_What you have to do_
Edit the rows below by replacing every occurrence of "article-heading" with "section-title" and leaving everything else unchanged. Omit the pictures from your answer.

_Material for the task_
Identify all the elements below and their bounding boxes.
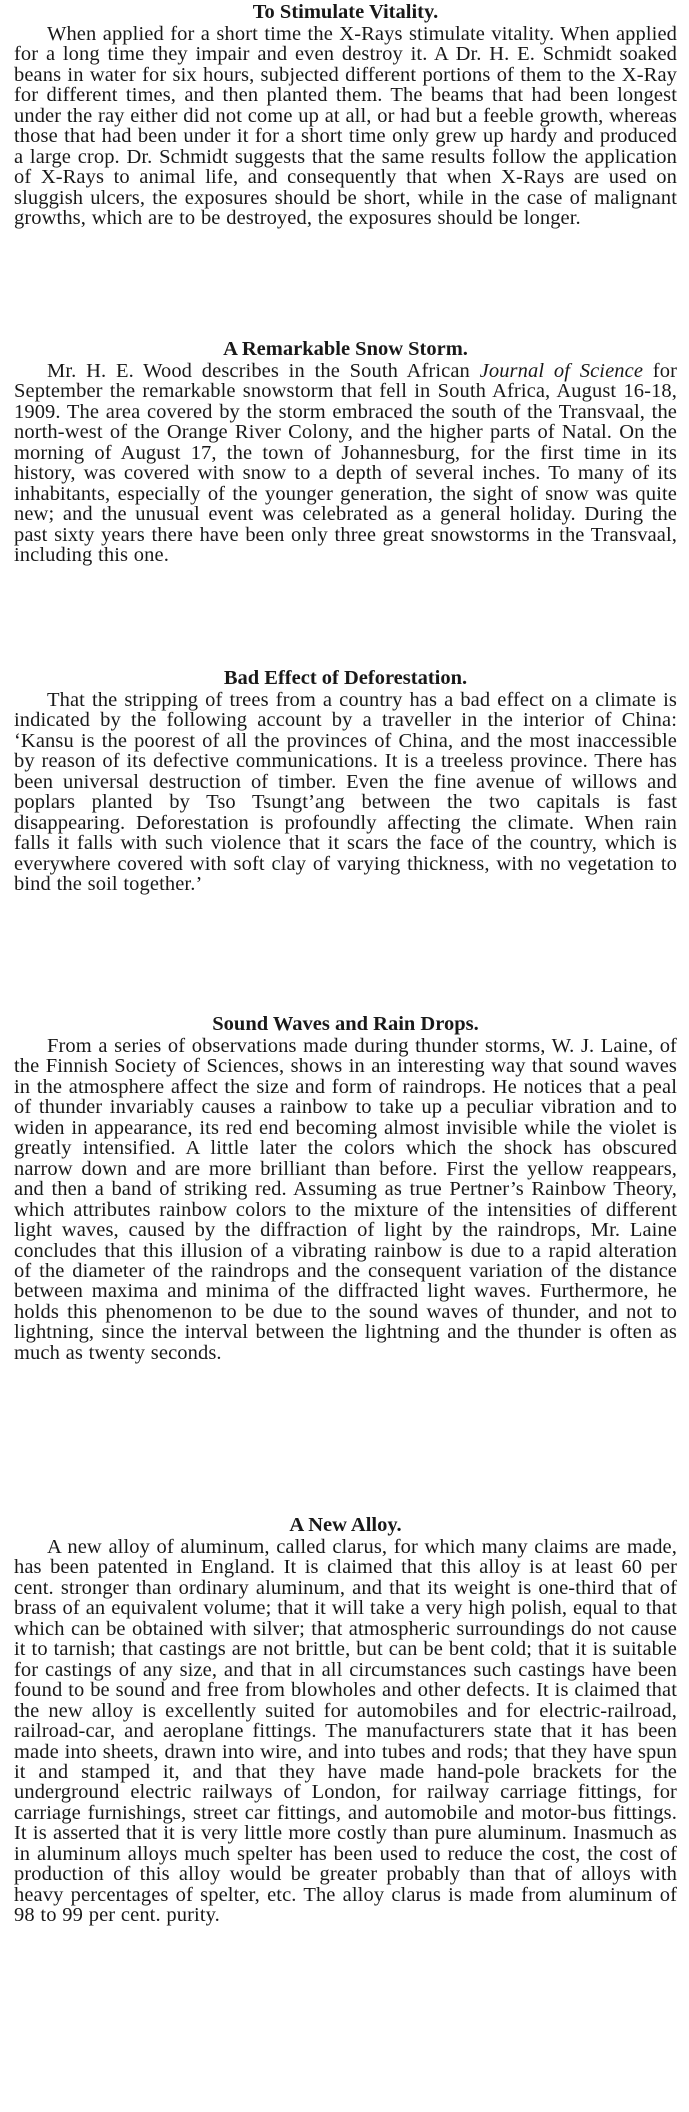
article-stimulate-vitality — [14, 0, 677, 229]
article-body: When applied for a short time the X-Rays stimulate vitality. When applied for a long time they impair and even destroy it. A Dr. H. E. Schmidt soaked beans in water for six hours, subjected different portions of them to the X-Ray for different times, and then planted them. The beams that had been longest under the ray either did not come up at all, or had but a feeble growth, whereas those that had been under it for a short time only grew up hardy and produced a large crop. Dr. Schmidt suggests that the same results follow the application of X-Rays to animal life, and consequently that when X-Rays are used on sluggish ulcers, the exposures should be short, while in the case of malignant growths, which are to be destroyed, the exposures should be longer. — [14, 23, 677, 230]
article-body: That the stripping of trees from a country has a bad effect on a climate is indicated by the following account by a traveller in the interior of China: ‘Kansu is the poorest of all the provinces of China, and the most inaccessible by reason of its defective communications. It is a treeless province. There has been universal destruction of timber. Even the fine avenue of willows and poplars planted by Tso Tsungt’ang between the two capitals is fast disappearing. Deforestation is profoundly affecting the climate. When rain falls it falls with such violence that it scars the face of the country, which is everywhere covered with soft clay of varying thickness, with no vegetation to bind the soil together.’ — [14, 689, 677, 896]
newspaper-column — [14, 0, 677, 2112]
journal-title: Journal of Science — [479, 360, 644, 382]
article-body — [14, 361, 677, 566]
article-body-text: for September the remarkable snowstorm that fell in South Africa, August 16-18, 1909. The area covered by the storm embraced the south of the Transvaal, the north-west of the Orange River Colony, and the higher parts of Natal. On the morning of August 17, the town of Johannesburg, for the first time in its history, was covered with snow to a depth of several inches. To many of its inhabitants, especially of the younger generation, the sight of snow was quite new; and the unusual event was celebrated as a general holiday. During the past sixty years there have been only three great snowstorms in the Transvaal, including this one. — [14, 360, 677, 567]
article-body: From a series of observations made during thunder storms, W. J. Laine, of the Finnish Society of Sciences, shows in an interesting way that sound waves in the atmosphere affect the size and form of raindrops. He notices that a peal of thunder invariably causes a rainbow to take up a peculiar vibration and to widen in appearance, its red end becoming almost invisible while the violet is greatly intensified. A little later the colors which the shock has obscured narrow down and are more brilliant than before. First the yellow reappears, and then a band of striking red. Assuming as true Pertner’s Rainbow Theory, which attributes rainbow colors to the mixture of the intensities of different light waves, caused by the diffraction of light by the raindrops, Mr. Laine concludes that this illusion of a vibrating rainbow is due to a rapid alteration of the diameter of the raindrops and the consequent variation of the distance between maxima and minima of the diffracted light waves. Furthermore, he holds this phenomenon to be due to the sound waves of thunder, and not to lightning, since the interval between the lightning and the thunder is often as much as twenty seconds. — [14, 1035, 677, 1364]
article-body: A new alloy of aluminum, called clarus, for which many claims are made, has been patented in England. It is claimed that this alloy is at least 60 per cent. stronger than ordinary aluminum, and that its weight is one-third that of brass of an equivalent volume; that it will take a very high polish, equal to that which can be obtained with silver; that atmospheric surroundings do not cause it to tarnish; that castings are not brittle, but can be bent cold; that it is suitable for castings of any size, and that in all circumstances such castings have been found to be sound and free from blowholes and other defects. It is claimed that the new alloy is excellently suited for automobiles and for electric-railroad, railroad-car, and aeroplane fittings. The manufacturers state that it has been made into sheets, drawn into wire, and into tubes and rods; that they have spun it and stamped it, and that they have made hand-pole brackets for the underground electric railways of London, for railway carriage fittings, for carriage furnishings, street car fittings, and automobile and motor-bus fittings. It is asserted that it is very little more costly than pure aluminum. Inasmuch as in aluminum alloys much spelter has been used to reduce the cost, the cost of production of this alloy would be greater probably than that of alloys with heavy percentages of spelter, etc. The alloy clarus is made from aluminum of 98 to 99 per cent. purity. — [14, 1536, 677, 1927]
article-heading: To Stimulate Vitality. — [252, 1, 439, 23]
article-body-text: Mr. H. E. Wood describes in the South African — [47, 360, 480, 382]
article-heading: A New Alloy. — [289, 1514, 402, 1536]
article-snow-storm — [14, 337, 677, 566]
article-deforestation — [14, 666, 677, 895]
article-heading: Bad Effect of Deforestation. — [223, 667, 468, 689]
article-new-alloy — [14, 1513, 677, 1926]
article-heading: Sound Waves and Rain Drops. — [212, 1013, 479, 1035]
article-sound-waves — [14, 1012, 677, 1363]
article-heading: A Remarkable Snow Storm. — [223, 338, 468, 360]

_Expected answer_
Identify all the elements below and their bounding boxes.
article-stimulate-vitality — [14, 0, 677, 229]
article-body: When applied for a short time the X-Rays stimulate vitality. When applied for a long time they impair and even destroy it. A Dr. H. E. Schmidt soaked beans in water for six hours, subjected different portions of them to the X-Ray for different times, and then planted them. The beams that had been longest under the ray either did not come up at all, or had but a feeble growth, whereas those that had been under it for a short time only grew up hardy and produced a large crop. Dr. Schmidt suggests that the same results follow the application of X-Rays to animal life, and consequently that when X-Rays are used on sluggish ulcers, the exposures should be short, while in the case of malignant growths, which are to be destroyed, the exposures should be longer. — [14, 23, 677, 230]
article-body: That the stripping of trees from a country has a bad effect on a climate is indicated by the following account by a traveller in the interior of China: ‘Kansu is the poorest of all the provinces of China, and the most inaccessible by reason of its defective communications. It is a treeless province. There has been universal destruction of timber. Even the fine avenue of willows and poplars planted by Tso Tsungt’ang between the two capitals is fast disappearing. Deforestation is profoundly affecting the climate. When rain falls it falls with such violence that it scars the face of the country, which is everywhere covered with soft clay of varying thickness, with no vegetation to bind the soil together.’ — [14, 689, 677, 896]
newspaper-column — [14, 0, 677, 2112]
journal-title: Journal of Science — [479, 360, 644, 382]
article-body — [14, 361, 677, 566]
article-body-text: for September the remarkable snowstorm that fell in South Africa, August 16-18, 1909. The area covered by the storm embraced the south of the Transvaal, the north-west of the Orange River Colony, and the higher parts of Natal. On the morning of August 17, the town of Johannesburg, for the first time in its history, was covered with snow to a depth of several inches. To many of its inhabitants, especially of the younger generation, the sight of snow was quite new; and the unusual event was celebrated as a general holiday. During the past sixty years there have been only three great snowstorms in the Transvaal, including this one. — [14, 360, 677, 567]
article-body: From a series of observations made during thunder storms, W. J. Laine, of the Finnish Society of Sciences, shows in an interesting way that sound waves in the atmosphere affect the size and form of raindrops. He notices that a peal of thunder invariably causes a rainbow to take up a peculiar vibration and to widen in appearance, its red end becoming almost invisible while the violet is greatly intensified. A little later the colors which the shock has obscured narrow down and are more brilliant than before. First the yellow reappears, and then a band of striking red. Assuming as true Pertner’s Rainbow Theory, which attributes rainbow colors to the mixture of the intensities of different light waves, caused by the diffraction of light by the raindrops, Mr. Laine concludes that this illusion of a vibrating rainbow is due to a rapid alteration of the diameter of the raindrops and the consequent variation of the distance between maxima and minima of the diffracted light waves. Furthermore, he holds this phenomenon to be due to the sound waves of thunder, and not to lightning, since the interval between the lightning and the thunder is often as much as twenty seconds. — [14, 1035, 677, 1364]
article-body: A new alloy of aluminum, called clarus, for which many claims are made, has been patented in England. It is claimed that this alloy is at least 60 per cent. stronger than ordinary aluminum, and that its weight is one-third that of brass of an equivalent volume; that it will take a very high polish, equal to that which can be obtained with silver; that atmospheric surroundings do not cause it to tarnish; that castings are not brittle, but can be bent cold; that it is suitable for castings of any size, and that in all circumstances such castings have been found to be sound and free from blowholes and other defects. It is claimed that the new alloy is excellently suited for automobiles and for electric-railroad, railroad-car, and aeroplane fittings. The manufacturers state that it has been made into sheets, drawn into wire, and into tubes and rods; that they have spun it and stamped it, and that they have made hand-pole brackets for the underground electric railways of London, for railway carriage fittings, for carriage furnishings, street car fittings, and automobile and motor-bus fittings. It is asserted that it is very little more costly than pure aluminum. Inasmuch as in aluminum alloys much spelter has been used to reduce the cost, the cost of production of this alloy would be greater probably than that of alloys with heavy percentages of spelter, etc. The alloy clarus is made from aluminum of 98 to 99 per cent. purity. — [14, 1536, 677, 1927]
section-title: To Stimulate Vitality. — [252, 1, 439, 23]
article-body-text: Mr. H. E. Wood describes in the South African — [47, 360, 480, 382]
section-title: A New Alloy. — [289, 1514, 402, 1536]
article-snow-storm — [14, 337, 677, 566]
article-deforestation — [14, 666, 677, 895]
section-title: Bad Effect of Deforestation. — [223, 667, 468, 689]
article-new-alloy — [14, 1513, 677, 1926]
section-title: Sound Waves and Rain Drops. — [212, 1013, 479, 1035]
article-sound-waves — [14, 1012, 677, 1363]
section-title: A Remarkable Snow Storm. — [223, 338, 468, 360]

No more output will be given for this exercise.